Source records
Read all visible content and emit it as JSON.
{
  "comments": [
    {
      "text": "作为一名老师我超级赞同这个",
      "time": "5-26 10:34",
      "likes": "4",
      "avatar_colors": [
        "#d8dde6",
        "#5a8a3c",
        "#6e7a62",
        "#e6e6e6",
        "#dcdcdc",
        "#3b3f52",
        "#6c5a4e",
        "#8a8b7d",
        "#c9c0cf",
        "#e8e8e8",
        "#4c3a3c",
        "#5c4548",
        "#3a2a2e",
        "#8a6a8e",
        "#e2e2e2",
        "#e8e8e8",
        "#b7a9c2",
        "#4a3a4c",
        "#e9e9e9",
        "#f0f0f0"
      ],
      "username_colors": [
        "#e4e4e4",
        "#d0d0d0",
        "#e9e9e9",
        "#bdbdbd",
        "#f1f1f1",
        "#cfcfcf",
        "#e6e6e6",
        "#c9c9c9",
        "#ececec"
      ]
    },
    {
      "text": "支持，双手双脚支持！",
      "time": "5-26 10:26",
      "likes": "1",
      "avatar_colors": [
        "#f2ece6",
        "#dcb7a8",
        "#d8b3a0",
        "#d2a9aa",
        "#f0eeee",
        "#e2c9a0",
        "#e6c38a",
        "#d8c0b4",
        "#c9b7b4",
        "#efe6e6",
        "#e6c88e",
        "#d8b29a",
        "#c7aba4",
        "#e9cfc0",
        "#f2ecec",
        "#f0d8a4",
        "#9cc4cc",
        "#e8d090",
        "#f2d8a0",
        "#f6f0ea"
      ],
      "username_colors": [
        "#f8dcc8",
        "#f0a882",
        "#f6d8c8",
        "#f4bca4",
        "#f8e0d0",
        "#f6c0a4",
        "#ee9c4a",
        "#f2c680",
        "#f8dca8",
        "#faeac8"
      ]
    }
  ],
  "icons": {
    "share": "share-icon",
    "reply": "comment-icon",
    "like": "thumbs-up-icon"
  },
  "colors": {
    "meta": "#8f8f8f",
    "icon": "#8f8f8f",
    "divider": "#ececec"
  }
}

■ **SHORT EXERCISE**
Retype every entry above, word for word.

■ **ANSWER TO THE EXERCISE**
Read all visible content and emit it as JSON.
{
  "comments": [
    {
      "text": "作为一名老师我超级赞同这个",
      "time": "5-26 10:34",
      "likes": "4",
      "avatar_colors": [
        "#d8dde6",
        "#5a8a3c",
        "#6e7a62",
        "#e6e6e6",
        "#dcdcdc",
        "#3b3f52",
        "#6c5a4e",
        "#8a8b7d",
        "#c9c0cf",
        "#e8e8e8",
        "#4c3a3c",
        "#5c4548",
        "#3a2a2e",
        "#8a6a8e",
        "#e2e2e2",
        "#e8e8e8",
        "#b7a9c2",
        "#4a3a4c",
        "#e9e9e9",
        "#f0f0f0"
      ],
      "username_colors": [
        "#e4e4e4",
        "#d0d0d0",
        "#e9e9e9",
        "#bdbdbd",
        "#f1f1f1",
        "#cfcfcf",
        "#e6e6e6",
        "#c9c9c9",
        "#ececec"
      ]
    },
    {
      "text": "支持，双手双脚支持！",
      "time": "5-26 10:26",
      "likes": "1",
      "avatar_colors": [
        "#f2ece6",
        "#dcb7a8",
        "#d8b3a0",
        "#d2a9aa",
        "#f0eeee",
        "#e2c9a0",
        "#e6c38a",
        "#d8c0b4",
        "#c9b7b4",
        "#efe6e6",
        "#e6c88e",
        "#d8b29a",
        "#c7aba4",
        "#e9cfc0",
        "#f2ecec",
        "#f0d8a4",
        "#9cc4cc",
        "#e8d090",
        "#f2d8a0",
        "#f6f0ea"
      ],
      "username_colors": [
        "#f8dcc8",
        "#f0a882",
        "#f6d8c8",
        "#f4bca4",
        "#f8e0d0",
        "#f6c0a4",
        "#ee9c4a",
        "#f2c680",
        "#f8dca8",
        "#faeac8"
      ]
    }
  ],
  "icons": {
    "share": "share-icon",
    "reply": "comment-icon",
    "like": "thumbs-up-icon"
  },
  "colors": {
    "meta": "#8f8f8f",
    "icon": "#8f8f8f",
    "divider": "#ececec"
  }
}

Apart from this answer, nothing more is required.